- _TO DO_
Every line of the material below should be repeated exactly.

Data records
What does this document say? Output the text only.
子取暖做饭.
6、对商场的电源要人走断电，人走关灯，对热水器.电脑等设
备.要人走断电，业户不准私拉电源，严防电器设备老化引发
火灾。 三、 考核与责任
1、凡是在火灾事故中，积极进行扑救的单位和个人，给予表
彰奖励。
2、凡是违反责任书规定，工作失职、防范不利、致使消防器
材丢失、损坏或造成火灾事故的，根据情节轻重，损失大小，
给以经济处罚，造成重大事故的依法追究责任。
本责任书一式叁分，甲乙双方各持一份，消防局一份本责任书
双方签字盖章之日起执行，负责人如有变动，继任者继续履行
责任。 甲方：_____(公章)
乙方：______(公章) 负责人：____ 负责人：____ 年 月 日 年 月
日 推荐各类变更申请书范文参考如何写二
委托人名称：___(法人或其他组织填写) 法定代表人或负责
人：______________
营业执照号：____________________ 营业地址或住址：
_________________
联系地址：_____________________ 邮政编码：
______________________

- _SOLUTION TO THIS EXERCISE_
What does this document say? Output the text only.
子取暖做饭.
6、对商场的电源要人走断电，人走关灯，对热水器.电脑等设
备.要人走断电，业户不准私拉电源，严防电器设备老化引发
火灾。 三、 考核与责任
1、凡是在火灾事故中，积极进行扑救的单位和个人，给予表
彰奖励。
2、凡是违反责任书规定，工作失职、防范不利、致使消防器
材丢失、损坏或造成火灾事故的，根据情节轻重，损失大小，
给以经济处罚，造成重大事故的依法追究责任。
本责任书一式叁分，甲乙双方各持一份，消防局一份本责任书
双方签字盖章之日起执行，负责人如有变动，继任者继续履行
责任。 甲方：_____(公章)
乙方：______(公章) 负责人：____ 负责人：____ 年 月 日 年 月
日 推荐各类变更申请书范文参考如何写二
委托人名称：___(法人或其他组织填写) 法定代表人或负责
人：______________
营业执照号：____________________ 营业地址或住址：
_________________
联系地址：_____________________ 邮政编码：
______________________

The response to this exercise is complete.